§ CONSIGNE ÉCRITE 1: D'après la critique de l'album 2032, quel disque Gontard a-t-il publié en 2019 ?
§ CONSIGNE ÉCRITE 2: Indiquez si chaque affirmation concorde avec la critique de l'album 2032, en citant les mots décisifs du texte. (a) Le récit de l'album commence au début de l'année 2032. (b) La critique présente La Nuit disparue comme le morceau le plus convaincant. (c) Gontard exploite jusqu'au bout ses personnages de loubards 3.0.
§ CONSIGNE ÉCRITE 3: Écrivez la suite de la critique de l'album 2032 à partir de sa dernière phrase.

2032 reprend les chose où Gontard les avait laissées en 2019 avec son disque intitulé 2029. Dix ans en avant, c’est à peu près la devise de ces disques d’anticipation sociale ou d’uchronie (comme on voudra) qui développent un récit suivi et critique sur le futur de la provinciale cité de Gontard-sur-Misère et plus généralement et ici en particulier, de notre joyeux pays occidental.
Le formidable accueil réservé (notamment chez nous) à Akene, la dernière réalisation du chanteur, a incité certainement Gontard à changer de braquet et à voir, avec 2032, beaucoup loin et plus vaste, transformant la poésie sociale qui faisait le charme de 2029 en une ambitieuse odyssée sociale et critique… intergalactique. A l’échelle de la chanson française, on doit avouer que le pari est osé et méritait d’être tenté. Le « récit » (puisqu’il s’agit bien de ça) démarre à l’aube de l’année 2032 dans une France abîmée par la surtechnologie, le contrôle social (sexuel et culturel) et le libéralisme porté par la classe dominante. Toute ressemblance avec l’actualité ne serait pas fortuite : Gontard n’est jamais aussi bon que lorsqu’il ouvre et nous ouvre les yeux. Son engagement est impeccable et ses intuitions/intentions toujours inspirées et précieuses. Les premiers titres sont incisifs et sans concessions, décrivant avec minutie et imagination une France devenue invivable mais au sein de laquelle s’organise peu à peu une résistance subversive et qui défend la culture à l’ancienne. Ce qui restera de nous est magnifique, ample et martiale, émouvante dans un final qui réduit l’humanité sensible à de gigantesques séances de karaoké. La Bande à Guetno lui embraye le pas, phagocytant avec un peu moins de force l’enveloppe de l’excellente bande à Guetno introduite sur le précédent disque. On aurait aimé ici que Gontard reprenne ses personnages de loubards 3.0 qui nous rappelaient les petites frappes de Renaud mais il ne va pas au bout de son traitement. 2032 enchaîne les exposés narratifs (le moins convaincant La Nuit disparue) et les morceaux de bravoure héroïques ou sentimentaux à l’image de la splendide Juste Quelques Flocons Qui Tombent, l’une des plus belles chansons du disque, qui nous plonge dans une mélancolie profonde et convoque des images superbes, ou encore de la soyeuse balade Expérience en Cours qui va servir de transition habile vers… le départ de la Terre.

§ Partie d'un fichier de données:

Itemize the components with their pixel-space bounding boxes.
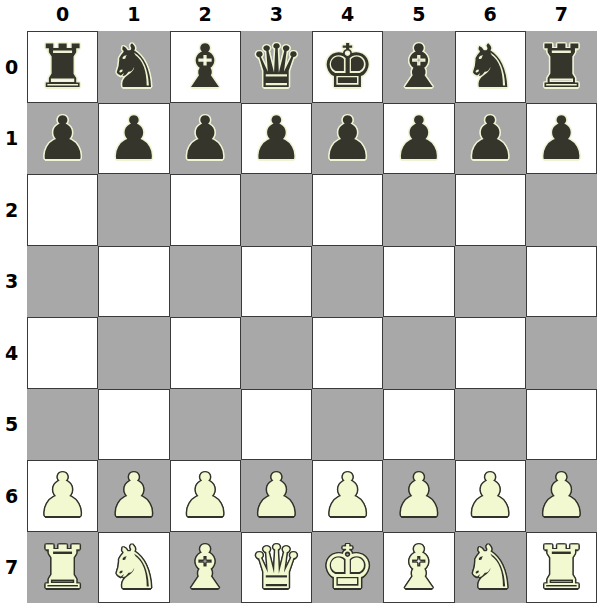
square-1-6[interactable]: ♟	[455, 103, 526, 175]
black-pawn-piece: ♟	[463, 103, 517, 174]
square-2-6[interactable]	[455, 174, 526, 246]
square-4-4[interactable]	[312, 317, 383, 389]
row-label-2: 2	[0, 174, 27, 246]
white-pawn-piece: ♟	[249, 460, 303, 531]
square-1-4[interactable]: ♟	[312, 103, 383, 175]
black-pawn-piece: ♟	[534, 103, 588, 174]
white-king-piece: ♚	[321, 532, 375, 603]
square-6-4[interactable]: ♟	[312, 460, 383, 532]
square-3-2[interactable]	[170, 246, 241, 318]
square-1-5[interactable]: ♟	[383, 103, 454, 175]
square-3-0[interactable]	[27, 246, 98, 318]
square-2-5[interactable]	[383, 174, 454, 246]
square-4-0[interactable]	[27, 317, 98, 389]
white-pawn-piece: ♟	[534, 460, 588, 531]
square-5-0[interactable]	[27, 389, 98, 461]
square-1-7[interactable]: ♟	[526, 103, 597, 175]
square-3-4[interactable]	[312, 246, 383, 318]
square-6-7[interactable]: ♟	[526, 460, 597, 532]
square-6-2[interactable]: ♟	[170, 460, 241, 532]
white-pawn-piece: ♟	[392, 460, 446, 531]
white-queen-piece: ♛	[249, 532, 303, 603]
row-label-0: 0	[0, 31, 27, 103]
square-5-5[interactable]	[383, 389, 454, 461]
square-5-4[interactable]	[312, 389, 383, 461]
square-6-5[interactable]: ♟	[383, 460, 454, 532]
square-0-4[interactable]: ♚	[312, 31, 383, 103]
square-5-1[interactable]	[98, 389, 169, 461]
black-rook-piece: ♜	[36, 31, 90, 102]
row-label-5: 5	[0, 389, 27, 461]
row-label-7: 7	[0, 532, 27, 604]
square-4-6[interactable]	[455, 317, 526, 389]
square-4-7[interactable]	[526, 317, 597, 389]
black-pawn-piece: ♟	[321, 103, 375, 174]
square-1-0[interactable]: ♟	[27, 103, 98, 175]
square-7-3[interactable]: ♛	[241, 532, 312, 604]
square-7-4[interactable]: ♚	[312, 532, 383, 604]
square-2-7[interactable]	[526, 174, 597, 246]
column-label-5: 5	[383, 0, 454, 31]
white-pawn-piece: ♟	[107, 460, 161, 531]
square-3-3[interactable]	[241, 246, 312, 318]
square-4-1[interactable]	[98, 317, 169, 389]
column-label-6: 6	[455, 0, 526, 31]
black-knight-piece: ♞	[107, 31, 161, 102]
black-pawn-piece: ♟	[392, 103, 446, 174]
black-bishop-piece: ♝	[178, 31, 232, 102]
square-7-0[interactable]: ♜	[27, 532, 98, 604]
square-3-1[interactable]	[98, 246, 169, 318]
column-label-2: 2	[170, 0, 241, 31]
column-labels: 01234567	[27, 0, 597, 31]
square-7-5[interactable]: ♝	[383, 532, 454, 604]
black-pawn-piece: ♟	[178, 103, 232, 174]
square-6-0[interactable]: ♟	[27, 460, 98, 532]
white-rook-piece: ♜	[534, 532, 588, 603]
white-knight-piece: ♞	[107, 532, 161, 603]
white-bishop-piece: ♝	[178, 532, 232, 603]
square-0-5[interactable]: ♝	[383, 31, 454, 103]
square-5-3[interactable]	[241, 389, 312, 461]
square-6-1[interactable]: ♟	[98, 460, 169, 532]
square-4-2[interactable]	[170, 317, 241, 389]
square-4-5[interactable]	[383, 317, 454, 389]
black-pawn-piece: ♟	[249, 103, 303, 174]
square-0-0[interactable]: ♜	[27, 31, 98, 103]
square-3-7[interactable]	[526, 246, 597, 318]
column-label-7: 7	[526, 0, 597, 31]
square-5-2[interactable]	[170, 389, 241, 461]
white-pawn-piece: ♟	[178, 460, 232, 531]
black-bishop-piece: ♝	[392, 31, 446, 102]
square-3-5[interactable]	[383, 246, 454, 318]
square-2-1[interactable]	[98, 174, 169, 246]
square-2-4[interactable]	[312, 174, 383, 246]
square-1-3[interactable]: ♟	[241, 103, 312, 175]
chess-board: ♜♞♝♛♚♝♞♜♟♟♟♟♟♟♟♟♟♟♟♟♟♟♟♟♜♞♝♛♚♝♞♜	[27, 31, 597, 603]
square-1-2[interactable]: ♟	[170, 103, 241, 175]
column-label-4: 4	[312, 0, 383, 31]
white-pawn-piece: ♟	[321, 460, 375, 531]
row-label-3: 3	[0, 246, 27, 318]
row-label-6: 6	[0, 460, 27, 532]
square-3-6[interactable]	[455, 246, 526, 318]
square-5-6[interactable]	[455, 389, 526, 461]
row-label-1: 1	[0, 103, 27, 175]
square-2-2[interactable]	[170, 174, 241, 246]
square-1-1[interactable]: ♟	[98, 103, 169, 175]
square-0-6[interactable]: ♞	[455, 31, 526, 103]
square-0-2[interactable]: ♝	[170, 31, 241, 103]
chess-board-screenshot: 01234567 01234567 ♜♞♝♛♚♝♞♜♟♟♟♟♟♟♟♟♟♟♟♟♟♟…	[0, 0, 600, 610]
square-2-3[interactable]	[241, 174, 312, 246]
square-6-6[interactable]: ♟	[455, 460, 526, 532]
white-bishop-piece: ♝	[392, 532, 446, 603]
black-king-piece: ♚	[321, 31, 375, 102]
black-knight-piece: ♞	[463, 31, 517, 102]
square-0-7[interactable]: ♜	[526, 31, 597, 103]
black-queen-piece: ♛	[249, 31, 303, 102]
column-label-0: 0	[27, 0, 98, 31]
square-2-0[interactable]	[27, 174, 98, 246]
square-6-3[interactable]: ♟	[241, 460, 312, 532]
square-5-7[interactable]	[526, 389, 597, 461]
square-7-7[interactable]: ♜	[526, 532, 597, 604]
column-label-1: 1	[98, 0, 169, 31]
black-pawn-piece: ♟	[107, 103, 161, 174]
row-labels: 01234567	[0, 31, 27, 603]
row-label-4: 4	[0, 317, 27, 389]
white-rook-piece: ♜	[36, 532, 90, 603]
white-pawn-piece: ♟	[36, 460, 90, 531]
black-pawn-piece: ♟	[36, 103, 90, 174]
column-label-3: 3	[241, 0, 312, 31]
square-0-3[interactable]: ♛	[241, 31, 312, 103]
square-7-2[interactable]: ♝	[170, 532, 241, 604]
white-pawn-piece: ♟	[463, 460, 517, 531]
square-7-6[interactable]: ♞	[455, 532, 526, 604]
black-rook-piece: ♜	[534, 31, 588, 102]
square-7-1[interactable]: ♞	[98, 532, 169, 604]
square-0-1[interactable]: ♞	[98, 31, 169, 103]
white-knight-piece: ♞	[463, 532, 517, 603]
square-4-3[interactable]	[241, 317, 312, 389]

§ RÉPONSE ÉCRITE 1: Un disque intitulé 2029.

§ RÉPONSE ÉCRITE 2:
(a) Oui : « démarre à l’aube de l’année 2032 ».
(b) Non : « le moins convaincant La Nuit disparue ».
(c) Non : « il ne va pas au bout de son traitement ».

§ RÉPONSE ÉCRITE 3:
Car à partir de la chanson n°6, Gontard accélère le pas et envoie son couple de héros dans l’espace à la recherche d’un monde meilleur. La Terre doit être abandonnée pour que l’humanité retrouve ses valeurs. Allonsanfan expédie un peu vite l’appel des étoiles et y ajoute, de manière un peu trop brutale, le détour par une colonie du Nord qui serait le dernier espoir d’une liberté déjà mise à mal sur le nouveau satellite. Si la science-fiction nous est familière, l’album-concept progresse un peu trop vite et s’emmêle parfois les fils narratifs. Heureusement pour nous, les chansons prennent le pas et résonnent une à une comme des vignettes quasi magiques. Seul le croque-mort a pleuré est excellente, rythmée et presque entraînante portée par un synthé/orgue rieur, plein de vie et d’énergie, elle célèbre le départ héroïque vers le farwest galactique en mêlant musique populaire et électro. L’espoir renaît sur le magnifique Bienvenue qui décrit la nouvelle société avec enthousiasme avec une simple rythmique répétée. Les arrangements renvoient de la détermination et reflètent la force du destin. Les compositions sont solides et nettes. La fantaisie suit son cours avec le virtuose Krishna 2032 marqué par une ligne de basse structurante, des chœurs et une puissance d’évocation digne des grands récits romanesques. On rit, on baise, on pleure, prêts à explorer avec Gontard la nouvelle civilisation.
Malheureusement (SPOILER), l’expérience tourne vite court amenant Gontard à sonner bien trop vite le retour sur terre (Socrate). Les chansons sont toujours aussi belles mais on ressent une petite frustration d’avoir visé si haut pour ne pas avoir plus exploité notre voyage. Ce séjour trop bref sur la Lune est le seul regret qu’on éprouve à l’écoute de ce disque majeur qui s’achève à hauteur d’homme par un final déchirant et qui, sur De retour à Gontard sur misère, atteint un nouveau sommet d’écriture. On frôle ici la perfection sur un titre émouvant et épique, désespéré et grandiose, sublimé une fois encore par des percussions extraordinaires de précision. Sur sept minutes et quelques, Gontard dessine un mouvement ample et surhumain qui s’achève dans un crescendo seventies, psychédélique et sonique. Comme si cela ne suffisait pas, Reset referme le couvercle avec autorité et talent.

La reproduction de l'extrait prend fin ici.